Recorded data:
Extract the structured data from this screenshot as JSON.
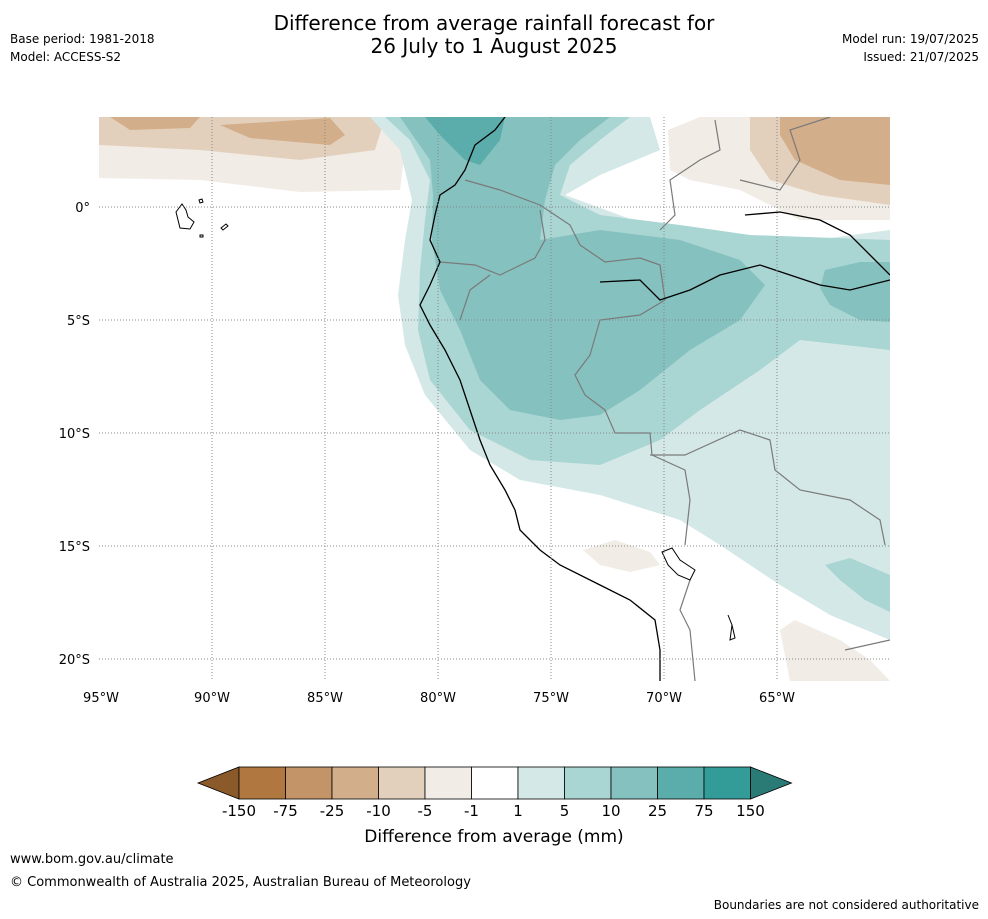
{
  "header": {
    "title_line1": "Difference from average rainfall forecast for",
    "title_line2": "26 July to 1 August 2025",
    "base_period": "Base period: 1981-2018",
    "model": "Model: ACCESS-S2",
    "model_run": "Model run: 19/07/2025",
    "issued": "Issued: 21/07/2025"
  },
  "map": {
    "lat_labels": [
      "0°",
      "5°S",
      "10°S",
      "15°S",
      "20°S"
    ],
    "lon_labels": [
      "95°W",
      "90°W",
      "85°W",
      "80°W",
      "75°W",
      "70°W",
      "65°W"
    ]
  },
  "colorbar": {
    "label": "Difference from average (mm)",
    "ticks": [
      "-150",
      "-75",
      "-25",
      "-10",
      "-5",
      "-1",
      "1",
      "5",
      "10",
      "25",
      "75",
      "150"
    ],
    "colors": [
      "#8b5a2b",
      "#b07840",
      "#c39468",
      "#d3ae8a",
      "#e3d0bc",
      "#f1ece6",
      "#ffffff",
      "#d4e8e7",
      "#a9d5d3",
      "#85c1bf",
      "#5aadaa",
      "#349c98",
      "#2a7a76"
    ]
  },
  "footer": {
    "url": "www.bom.gov.au/climate",
    "copyright": "© Commonwealth of Australia 2025, Australian Bureau of Meteorology",
    "disclaimer": "Boundaries are not considered authoritative"
  }
}
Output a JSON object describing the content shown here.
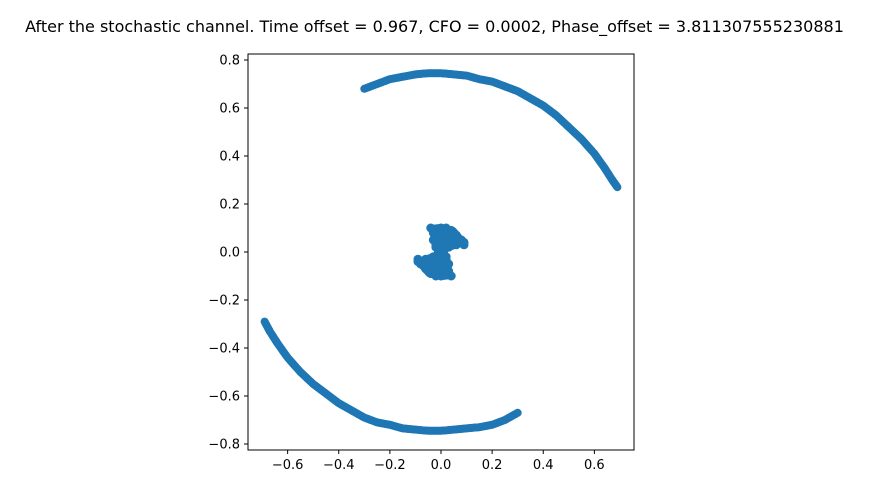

What you have to do:
Where a line contains the string "JSON", extract that line.

Result of this task:
Extract the structured data from this screenshot as JSON.
Output a JSON object describing the content shown here.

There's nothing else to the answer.